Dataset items
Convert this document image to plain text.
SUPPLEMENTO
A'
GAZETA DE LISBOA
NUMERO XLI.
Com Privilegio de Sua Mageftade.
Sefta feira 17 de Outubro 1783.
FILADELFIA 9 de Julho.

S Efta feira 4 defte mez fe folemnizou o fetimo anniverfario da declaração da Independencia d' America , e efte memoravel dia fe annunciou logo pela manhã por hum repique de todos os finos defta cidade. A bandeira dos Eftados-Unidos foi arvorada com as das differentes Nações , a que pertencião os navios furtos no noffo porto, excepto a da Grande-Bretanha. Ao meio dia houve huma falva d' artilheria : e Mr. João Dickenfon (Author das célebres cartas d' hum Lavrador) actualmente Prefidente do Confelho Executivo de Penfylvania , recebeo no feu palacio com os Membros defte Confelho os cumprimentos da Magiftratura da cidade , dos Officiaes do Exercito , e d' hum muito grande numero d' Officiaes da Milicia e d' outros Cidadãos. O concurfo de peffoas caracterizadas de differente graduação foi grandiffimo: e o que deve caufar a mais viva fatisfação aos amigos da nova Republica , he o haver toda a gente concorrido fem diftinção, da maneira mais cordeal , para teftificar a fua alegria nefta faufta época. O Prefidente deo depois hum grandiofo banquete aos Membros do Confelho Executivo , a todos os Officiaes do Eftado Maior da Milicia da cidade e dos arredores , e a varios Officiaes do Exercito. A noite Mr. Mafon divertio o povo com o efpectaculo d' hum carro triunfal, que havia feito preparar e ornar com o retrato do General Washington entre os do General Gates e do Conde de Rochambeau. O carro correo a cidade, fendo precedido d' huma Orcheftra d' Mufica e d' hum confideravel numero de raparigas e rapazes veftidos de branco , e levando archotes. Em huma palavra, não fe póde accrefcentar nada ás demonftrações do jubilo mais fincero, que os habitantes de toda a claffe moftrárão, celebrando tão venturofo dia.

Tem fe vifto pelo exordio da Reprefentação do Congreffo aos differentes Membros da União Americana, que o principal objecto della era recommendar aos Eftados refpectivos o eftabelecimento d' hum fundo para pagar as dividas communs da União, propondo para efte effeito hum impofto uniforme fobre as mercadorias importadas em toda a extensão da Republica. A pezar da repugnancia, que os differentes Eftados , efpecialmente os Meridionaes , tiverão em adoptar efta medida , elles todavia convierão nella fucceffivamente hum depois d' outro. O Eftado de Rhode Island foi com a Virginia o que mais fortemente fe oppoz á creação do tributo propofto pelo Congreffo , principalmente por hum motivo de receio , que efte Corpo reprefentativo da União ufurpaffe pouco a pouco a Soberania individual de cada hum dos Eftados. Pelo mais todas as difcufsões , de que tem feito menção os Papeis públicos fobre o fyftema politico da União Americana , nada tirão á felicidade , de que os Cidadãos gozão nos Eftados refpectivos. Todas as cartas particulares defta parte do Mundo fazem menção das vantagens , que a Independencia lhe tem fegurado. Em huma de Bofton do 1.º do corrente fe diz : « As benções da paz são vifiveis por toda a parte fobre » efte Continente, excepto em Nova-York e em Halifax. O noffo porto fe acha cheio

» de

What to produce:
Quote the data above in full, changing nothing.

Output of the task:
Convert this document image to plain text.
SUPPLEMENTO
A'
GAZETA DE LISBOA
NUMERO XLI.
Com Privilegio de Sua Mageftade.
Sefta feira 17 de Outubro 1783.
FILADELFIA 9 de Julho.

S Efta feira 4 defte mez fe folemnizou o fetimo anniverfario da declaração da Independencia d' America , e efte memoravel dia fe annunciou logo pela manhã por hum repique de todos os finos defta cidade. A bandeira dos Eftados-Unidos foi arvorada com as das differentes Nações , a que pertencião os navios furtos no noffo porto, excepto a da Grande-Bretanha. Ao meio dia houve huma falva d' artilheria : e Mr. João Dickenfon (Author das célebres cartas d' hum Lavrador) actualmente Prefidente do Confelho Executivo de Penfylvania , recebeo no feu palacio com os Membros defte Confelho os cumprimentos da Magiftratura da cidade , dos Officiaes do Exercito , e d' hum muito grande numero d' Officiaes da Milicia e d' outros Cidadãos. O concurfo de peffoas caracterizadas de differente graduação foi grandiffimo: e o que deve caufar a mais viva fatisfação aos amigos da nova Republica , he o haver toda a gente concorrido fem diftinção, da maneira mais cordeal , para teftificar a fua alegria nefta faufta época. O Prefidente deo depois hum grandiofo banquete aos Membros do Confelho Executivo , a todos os Officiaes do Eftado Maior da Milicia da cidade e dos arredores , e a varios Officiaes do Exercito. A noite Mr. Mafon divertio o povo com o efpectaculo d' hum carro triunfal, que havia feito preparar e ornar com o retrato do General Washington entre os do General Gates e do Conde de Rochambeau. O carro correo a cidade, fendo precedido d' huma Orcheftra d' Mufica e d' hum confideravel numero de raparigas e rapazes veftidos de branco , e levando archotes. Em huma palavra, não fe póde accrefcentar nada ás demonftrações do jubilo mais fincero, que os habitantes de toda a claffe moftrárão, celebrando tão venturofo dia.

Tem fe vifto pelo exordio da Reprefentação do Congreffo aos differentes Membros da União Americana, que o principal objecto della era recommendar aos Eftados refpectivos o eftabelecimento d' hum fundo para pagar as dividas communs da União, propondo para efte effeito hum impofto uniforme fobre as mercadorias importadas em toda a extensão da Republica. A pezar da repugnancia, que os differentes Eftados , efpecialmente os Meridionaes , tiverão em adoptar efta medida , elles todavia convierão nella fucceffivamente hum depois d' outro. O Eftado de Rhode Island foi com a Virginia o que mais fortemente fe oppoz á creação do tributo propofto pelo Congreffo , principalmente por hum motivo de receio , que efte Corpo reprefentativo da União ufurpaffe pouco a pouco a Soberania individual de cada hum dos Eftados. Pelo mais todas as difcufsões , de que tem feito menção os Papeis públicos fobre o fyftema politico da União Americana , nada tirão á felicidade , de que os Cidadãos gozão nos Eftados refpectivos. Todas as cartas particulares defta parte do Mundo fazem menção das vantagens , que a Independencia lhe tem fegurado. Em huma de Bofton do 1.º do corrente fe diz : « As benções da paz são vifiveis por toda a parte fobre » efte Continente, excepto em Nova-York e em Halifax. O noffo porto fe acha cheio

» de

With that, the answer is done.